• **WHAT NEEDS TO BE DONE**
The records below are split into lines. How many of those lines contain the string "Lubich"? Reply with the number only.

Lines of data:
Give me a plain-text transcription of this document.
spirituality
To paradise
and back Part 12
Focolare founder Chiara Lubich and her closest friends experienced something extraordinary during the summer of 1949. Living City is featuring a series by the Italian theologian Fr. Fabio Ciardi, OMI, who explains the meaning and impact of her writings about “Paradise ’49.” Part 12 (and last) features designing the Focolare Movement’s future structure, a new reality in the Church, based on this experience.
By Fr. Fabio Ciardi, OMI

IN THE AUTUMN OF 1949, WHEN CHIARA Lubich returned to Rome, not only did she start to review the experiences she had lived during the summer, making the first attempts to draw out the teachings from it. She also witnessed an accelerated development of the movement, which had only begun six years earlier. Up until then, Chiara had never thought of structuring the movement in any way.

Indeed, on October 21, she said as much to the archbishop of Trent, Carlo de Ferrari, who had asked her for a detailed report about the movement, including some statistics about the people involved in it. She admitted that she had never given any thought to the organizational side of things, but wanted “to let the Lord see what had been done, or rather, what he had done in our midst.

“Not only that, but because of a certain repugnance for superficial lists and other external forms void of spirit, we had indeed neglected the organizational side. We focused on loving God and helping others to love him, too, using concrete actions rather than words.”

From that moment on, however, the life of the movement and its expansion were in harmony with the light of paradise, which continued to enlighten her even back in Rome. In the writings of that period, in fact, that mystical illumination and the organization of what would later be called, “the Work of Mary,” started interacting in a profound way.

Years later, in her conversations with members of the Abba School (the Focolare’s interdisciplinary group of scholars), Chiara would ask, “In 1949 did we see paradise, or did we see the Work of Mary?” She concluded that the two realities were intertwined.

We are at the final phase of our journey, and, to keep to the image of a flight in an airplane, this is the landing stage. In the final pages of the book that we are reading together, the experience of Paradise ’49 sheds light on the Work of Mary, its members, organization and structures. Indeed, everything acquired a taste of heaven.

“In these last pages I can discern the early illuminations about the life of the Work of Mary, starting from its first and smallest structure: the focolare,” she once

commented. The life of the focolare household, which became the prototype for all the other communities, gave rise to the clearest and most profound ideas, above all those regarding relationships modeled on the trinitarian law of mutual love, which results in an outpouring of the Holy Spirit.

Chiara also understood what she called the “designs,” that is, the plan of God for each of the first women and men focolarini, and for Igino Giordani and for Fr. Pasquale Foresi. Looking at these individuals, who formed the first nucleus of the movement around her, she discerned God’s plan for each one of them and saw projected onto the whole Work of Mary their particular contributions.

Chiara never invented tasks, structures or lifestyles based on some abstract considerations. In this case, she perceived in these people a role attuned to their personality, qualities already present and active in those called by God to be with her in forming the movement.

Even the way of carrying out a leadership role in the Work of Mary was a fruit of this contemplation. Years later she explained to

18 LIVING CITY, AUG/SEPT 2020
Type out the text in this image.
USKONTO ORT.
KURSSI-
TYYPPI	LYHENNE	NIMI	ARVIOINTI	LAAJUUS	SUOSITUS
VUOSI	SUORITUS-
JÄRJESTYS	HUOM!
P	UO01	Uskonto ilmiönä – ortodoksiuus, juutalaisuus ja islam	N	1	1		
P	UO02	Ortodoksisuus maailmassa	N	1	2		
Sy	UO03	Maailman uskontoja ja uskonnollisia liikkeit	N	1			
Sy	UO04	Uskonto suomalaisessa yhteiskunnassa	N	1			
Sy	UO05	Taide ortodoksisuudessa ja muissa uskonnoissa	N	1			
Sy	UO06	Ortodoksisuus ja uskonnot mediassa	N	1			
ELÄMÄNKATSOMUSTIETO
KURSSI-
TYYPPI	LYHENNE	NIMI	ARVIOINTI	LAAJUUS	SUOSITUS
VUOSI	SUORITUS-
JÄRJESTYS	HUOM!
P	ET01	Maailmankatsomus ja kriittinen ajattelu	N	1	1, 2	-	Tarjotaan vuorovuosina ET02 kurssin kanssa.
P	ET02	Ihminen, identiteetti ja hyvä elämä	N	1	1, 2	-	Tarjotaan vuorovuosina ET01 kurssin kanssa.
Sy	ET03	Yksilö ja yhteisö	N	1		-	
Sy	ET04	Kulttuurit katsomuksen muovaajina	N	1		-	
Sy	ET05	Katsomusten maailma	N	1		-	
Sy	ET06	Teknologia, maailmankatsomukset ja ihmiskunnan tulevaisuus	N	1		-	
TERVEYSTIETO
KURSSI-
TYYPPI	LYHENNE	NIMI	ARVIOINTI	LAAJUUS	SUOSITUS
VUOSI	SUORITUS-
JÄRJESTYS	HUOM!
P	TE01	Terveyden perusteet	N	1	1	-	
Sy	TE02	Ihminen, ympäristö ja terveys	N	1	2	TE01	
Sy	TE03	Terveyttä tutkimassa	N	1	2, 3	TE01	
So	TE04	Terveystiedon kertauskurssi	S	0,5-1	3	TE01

• **WRITTEN RESPONSE**
2